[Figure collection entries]

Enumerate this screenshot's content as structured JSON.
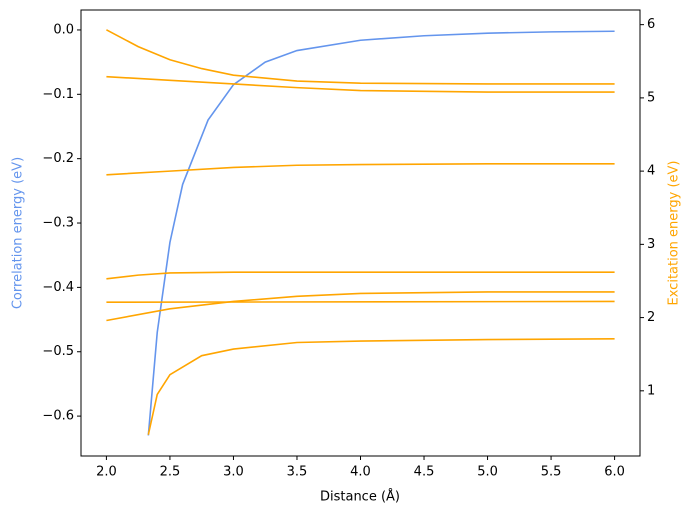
{
  "chart_data": {
    "type": "line",
    "xlabel": "Distance (Å)",
    "ylabel": "Correlation energy (eV)",
    "y2label": "Excitation energy (eV)",
    "xlim": [
      1.8,
      6.2
    ],
    "ylim": [
      -0.662,
      0.031
    ],
    "y2lim": [
      0.11,
      6.2
    ],
    "xticks": [
      {
        "value": 2.0,
        "label": "2.0"
      },
      {
        "value": 2.5,
        "label": "2.5"
      },
      {
        "value": 3.0,
        "label": "3.0"
      },
      {
        "value": 3.5,
        "label": "3.5"
      },
      {
        "value": 4.0,
        "label": "4.0"
      },
      {
        "value": 4.5,
        "label": "4.5"
      },
      {
        "value": 5.0,
        "label": "5.0"
      },
      {
        "value": 5.5,
        "label": "5.5"
      },
      {
        "value": 6.0,
        "label": "6.0"
      }
    ],
    "yticks": [
      {
        "value": 0.0,
        "label": "0.0"
      },
      {
        "value": -0.1,
        "label": "−0.1"
      },
      {
        "value": -0.2,
        "label": "−0.2"
      },
      {
        "value": -0.3,
        "label": "−0.3"
      },
      {
        "value": -0.4,
        "label": "−0.4"
      },
      {
        "value": -0.5,
        "label": "−0.5"
      },
      {
        "value": -0.6,
        "label": "−0.6"
      }
    ],
    "y2ticks": [
      1,
      2,
      3,
      4,
      5,
      6
    ],
    "series": [
      {
        "color": "#6495ed",
        "axis": "y",
        "x": [
          2.33,
          2.4,
          2.5,
          2.6,
          2.8,
          3.0,
          3.25,
          3.5,
          4.0,
          4.5,
          5.0,
          5.5,
          6.0
        ],
        "values": [
          -0.63,
          -0.47,
          -0.33,
          -0.24,
          -0.14,
          -0.085,
          -0.05,
          -0.032,
          -0.016,
          -0.009,
          -0.005,
          -0.003,
          -0.002
        ]
      },
      {
        "color": "#ffa500",
        "axis": "y2",
        "x": [
          2.0,
          2.25,
          2.5,
          2.75,
          3.0,
          3.5,
          4.0,
          5.0,
          6.0
        ],
        "values": [
          5.93,
          5.7,
          5.52,
          5.4,
          5.31,
          5.23,
          5.2,
          5.19,
          5.19
        ]
      },
      {
        "color": "#ffa500",
        "axis": "y2",
        "x": [
          2.0,
          2.5,
          3.0,
          3.5,
          4.0,
          5.0,
          6.0
        ],
        "values": [
          5.29,
          5.24,
          5.19,
          5.14,
          5.1,
          5.08,
          5.08
        ]
      },
      {
        "color": "#ffa500",
        "axis": "y2",
        "x": [
          2.0,
          2.5,
          3.0,
          3.5,
          4.0,
          5.0,
          6.0
        ],
        "values": [
          3.95,
          4.0,
          4.05,
          4.08,
          4.09,
          4.1,
          4.1
        ]
      },
      {
        "color": "#ffa500",
        "axis": "y2",
        "x": [
          2.0,
          2.25,
          2.5,
          3.0,
          6.0
        ],
        "values": [
          2.53,
          2.58,
          2.61,
          2.62,
          2.62
        ]
      },
      {
        "color": "#ffa500",
        "axis": "y2",
        "x": [
          2.0,
          6.0
        ],
        "values": [
          2.21,
          2.22
        ]
      },
      {
        "color": "#ffa500",
        "axis": "y2",
        "x": [
          2.0,
          2.5,
          3.0,
          3.5,
          4.0,
          5.0,
          6.0
        ],
        "values": [
          1.96,
          2.12,
          2.22,
          2.29,
          2.33,
          2.35,
          2.35
        ]
      },
      {
        "color": "#ffa500",
        "axis": "y2",
        "x": [
          2.33,
          2.4,
          2.5,
          2.75,
          3.0,
          3.5,
          4.0,
          5.0,
          6.0
        ],
        "values": [
          0.4,
          0.95,
          1.22,
          1.48,
          1.57,
          1.66,
          1.68,
          1.7,
          1.71
        ]
      }
    ]
  }
}
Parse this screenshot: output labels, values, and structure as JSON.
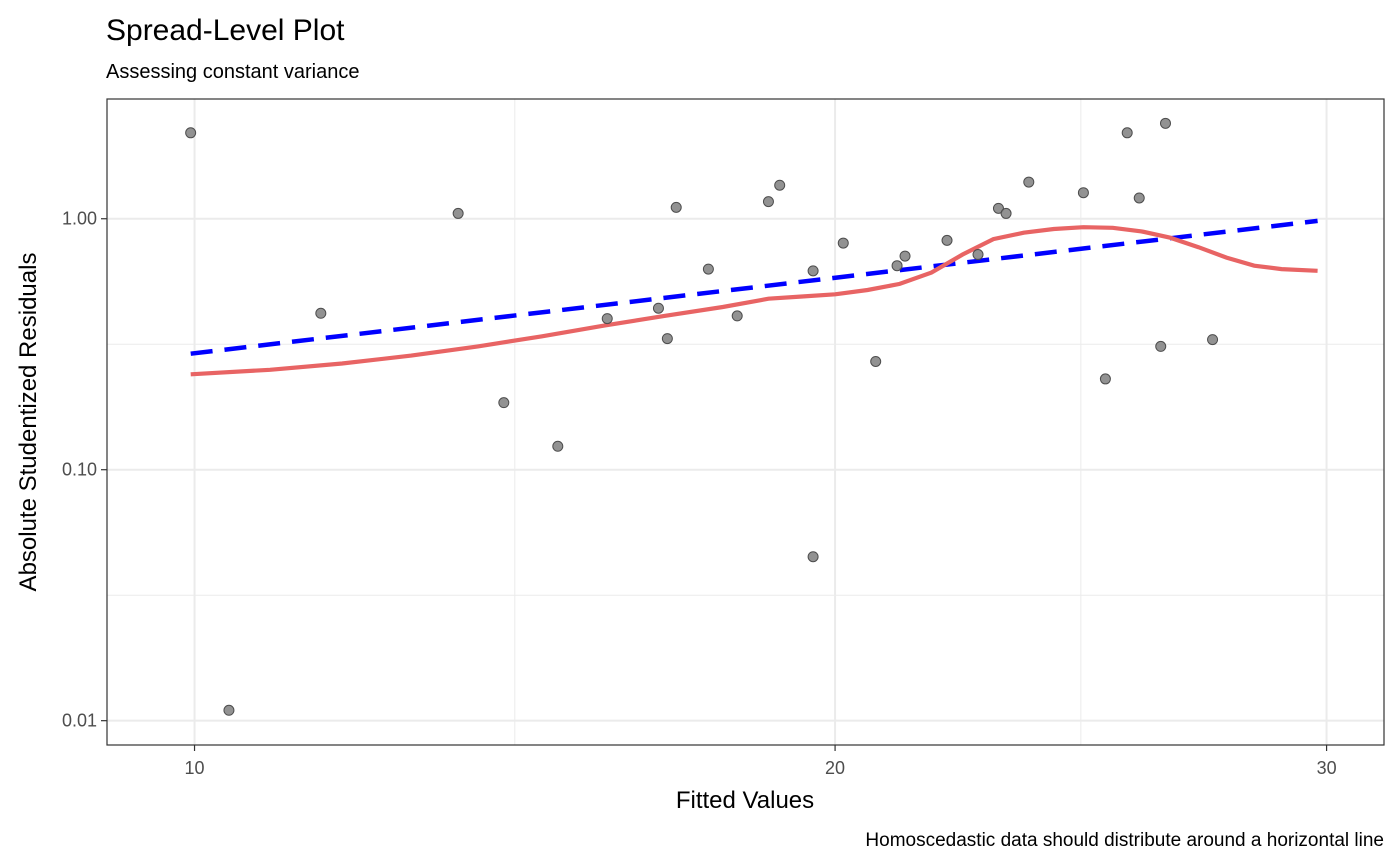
{
  "chart_data": {
    "type": "scatter",
    "title": "Spread-Level Plot",
    "subtitle": "Assessing constant variance",
    "xlabel": "Fitted Values",
    "ylabel": "Absolute Studentized Residuals",
    "caption": "Homoscedastic data should distribute around a horizontal line",
    "x_scale": "sqrt",
    "y_scale": "log10",
    "xlim": [
      8.9,
      31.3
    ],
    "ylim": [
      0.008,
      3.0
    ],
    "x_ticks": [
      10,
      20,
      30
    ],
    "x_tick_labels": [
      "10",
      "20",
      "30"
    ],
    "y_ticks": [
      0.01,
      0.1,
      1
    ],
    "y_tick_labels": [
      "0.01",
      "0.10",
      "1.00"
    ],
    "grid": true,
    "points": [
      {
        "x": 9.95,
        "y": 2.2
      },
      {
        "x": 10.45,
        "y": 0.011
      },
      {
        "x": 11.7,
        "y": 0.42
      },
      {
        "x": 13.7,
        "y": 1.05
      },
      {
        "x": 14.4,
        "y": 0.185
      },
      {
        "x": 15.25,
        "y": 0.124
      },
      {
        "x": 16.05,
        "y": 0.4
      },
      {
        "x": 16.9,
        "y": 0.44
      },
      {
        "x": 17.05,
        "y": 0.333
      },
      {
        "x": 17.2,
        "y": 1.11
      },
      {
        "x": 17.75,
        "y": 0.63
      },
      {
        "x": 18.25,
        "y": 0.41
      },
      {
        "x": 18.8,
        "y": 1.17
      },
      {
        "x": 19.0,
        "y": 1.36
      },
      {
        "x": 19.6,
        "y": 0.62
      },
      {
        "x": 19.6,
        "y": 0.045
      },
      {
        "x": 20.15,
        "y": 0.8
      },
      {
        "x": 20.75,
        "y": 0.27
      },
      {
        "x": 21.15,
        "y": 0.65
      },
      {
        "x": 21.3,
        "y": 0.71
      },
      {
        "x": 22.1,
        "y": 0.82
      },
      {
        "x": 22.7,
        "y": 0.72
      },
      {
        "x": 23.1,
        "y": 1.1
      },
      {
        "x": 23.25,
        "y": 1.05
      },
      {
        "x": 23.7,
        "y": 1.4
      },
      {
        "x": 24.8,
        "y": 1.27
      },
      {
        "x": 25.25,
        "y": 0.23
      },
      {
        "x": 25.7,
        "y": 2.2
      },
      {
        "x": 25.95,
        "y": 1.21
      },
      {
        "x": 26.4,
        "y": 0.31
      },
      {
        "x": 26.5,
        "y": 2.4
      },
      {
        "x": 27.5,
        "y": 0.33
      }
    ],
    "series": [
      {
        "style": "dashed",
        "color": "#0000ff",
        "points": [
          {
            "x": 9.95,
            "y": 0.29
          },
          {
            "x": 29.8,
            "y": 0.98
          }
        ]
      },
      {
        "style": "solid",
        "color": "#e86464",
        "points": [
          {
            "x": 9.95,
            "y": 0.24
          },
          {
            "x": 11.0,
            "y": 0.25
          },
          {
            "x": 12.0,
            "y": 0.265
          },
          {
            "x": 13.0,
            "y": 0.285
          },
          {
            "x": 14.0,
            "y": 0.31
          },
          {
            "x": 15.0,
            "y": 0.34
          },
          {
            "x": 16.0,
            "y": 0.375
          },
          {
            "x": 17.0,
            "y": 0.41
          },
          {
            "x": 18.0,
            "y": 0.445
          },
          {
            "x": 18.8,
            "y": 0.48
          },
          {
            "x": 19.4,
            "y": 0.49
          },
          {
            "x": 20.0,
            "y": 0.5
          },
          {
            "x": 20.6,
            "y": 0.52
          },
          {
            "x": 21.2,
            "y": 0.55
          },
          {
            "x": 21.8,
            "y": 0.61
          },
          {
            "x": 22.4,
            "y": 0.72
          },
          {
            "x": 23.0,
            "y": 0.83
          },
          {
            "x": 23.6,
            "y": 0.88
          },
          {
            "x": 24.2,
            "y": 0.91
          },
          {
            "x": 24.8,
            "y": 0.925
          },
          {
            "x": 25.4,
            "y": 0.92
          },
          {
            "x": 26.0,
            "y": 0.89
          },
          {
            "x": 26.6,
            "y": 0.84
          },
          {
            "x": 27.2,
            "y": 0.77
          },
          {
            "x": 27.8,
            "y": 0.7
          },
          {
            "x": 28.4,
            "y": 0.65
          },
          {
            "x": 29.0,
            "y": 0.63
          },
          {
            "x": 29.8,
            "y": 0.62
          }
        ]
      }
    ],
    "colors": {
      "point": "#7f7f7f",
      "grid": "#ebebeb",
      "panel_border": "#333333"
    }
  }
}
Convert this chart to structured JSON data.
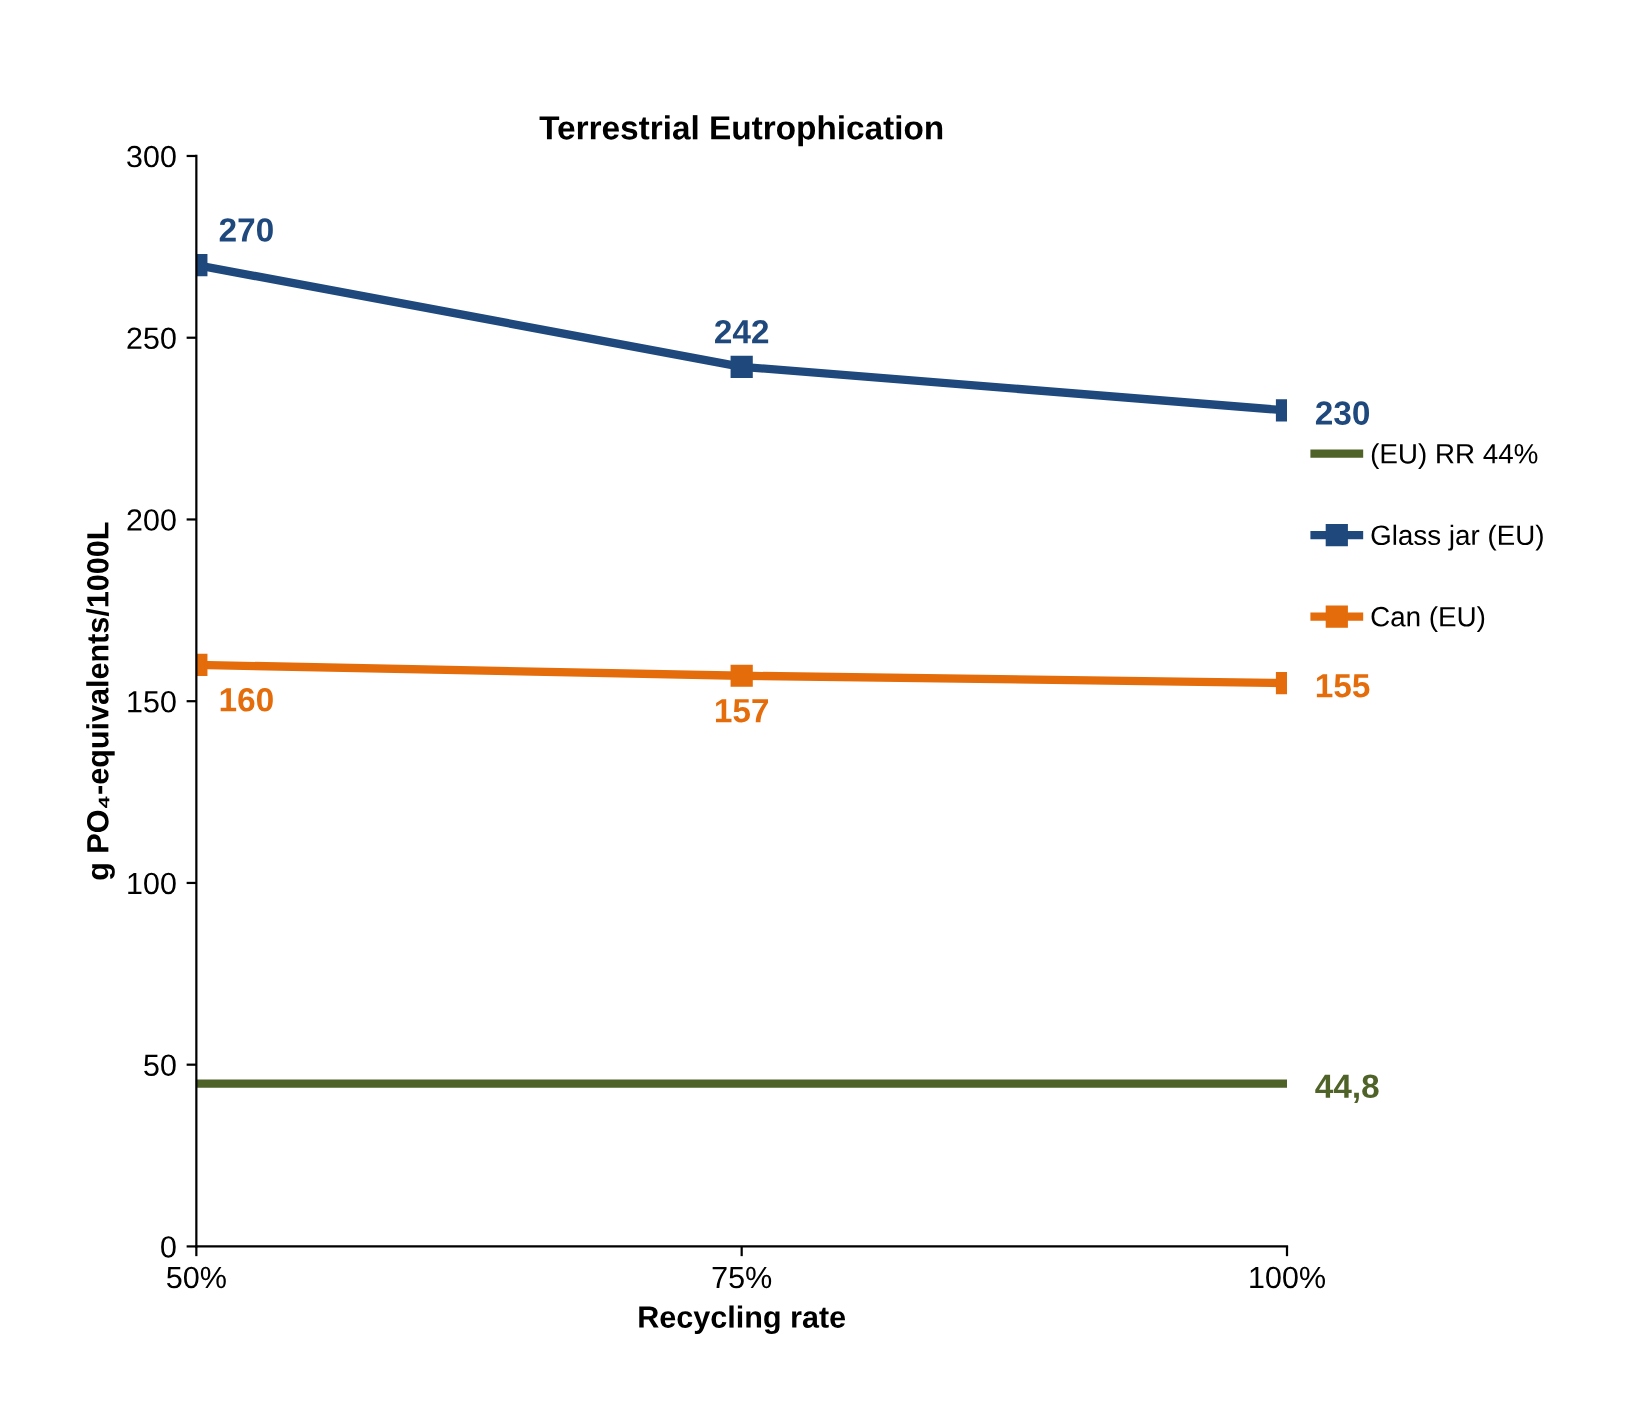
{
  "chart_data": {
    "type": "line",
    "title": "Terrestrial Eutrophication",
    "xlabel": "Recycling rate",
    "ylabel": "g PO₄-equivalents/1000L",
    "categories": [
      "50%",
      "75%",
      "100%"
    ],
    "series": [
      {
        "name": "(EU) RR 44%",
        "color": "#4f6228",
        "values": [
          44.8,
          44.8,
          44.8
        ],
        "marker": "none",
        "value_labels": [
          null,
          null,
          "44,8"
        ]
      },
      {
        "name": "Glass jar (EU)",
        "color": "#1f497d",
        "values": [
          270,
          242,
          230
        ],
        "marker": "square",
        "value_labels": [
          "270",
          "242",
          "230"
        ]
      },
      {
        "name": "Can (EU)",
        "color": "#e46c0a",
        "values": [
          160,
          157,
          155
        ],
        "marker": "square",
        "value_labels": [
          "160",
          "157",
          "155"
        ]
      }
    ],
    "ylim": [
      0,
      300
    ],
    "yticks": [
      0,
      50,
      100,
      150,
      200,
      250,
      300
    ],
    "grid": false,
    "legend": "right",
    "line_style": "solid"
  }
}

_Exercise brief_
From the line containing "Convert this chart to structured JSON data." through the last line of the material above, write out each line exactly, leaving aside all pictures.

_Correct result_
Convert this chart to structured JSON data.
{
  "chart_data": {
    "type": "line",
    "title": "Terrestrial Eutrophication",
    "xlabel": "Recycling rate",
    "ylabel": "g PO₄-equivalents/1000L",
    "categories": [
      "50%",
      "75%",
      "100%"
    ],
    "series": [
      {
        "name": "(EU) RR 44%",
        "color": "#4f6228",
        "values": [
          44.8,
          44.8,
          44.8
        ],
        "marker": "none",
        "value_labels": [
          null,
          null,
          "44,8"
        ]
      },
      {
        "name": "Glass jar (EU)",
        "color": "#1f497d",
        "values": [
          270,
          242,
          230
        ],
        "marker": "square",
        "value_labels": [
          "270",
          "242",
          "230"
        ]
      },
      {
        "name": "Can (EU)",
        "color": "#e46c0a",
        "values": [
          160,
          157,
          155
        ],
        "marker": "square",
        "value_labels": [
          "160",
          "157",
          "155"
        ]
      }
    ],
    "ylim": [
      0,
      300
    ],
    "yticks": [
      0,
      50,
      100,
      150,
      200,
      250,
      300
    ],
    "grid": false,
    "legend": "right",
    "line_style": "solid"
  }
}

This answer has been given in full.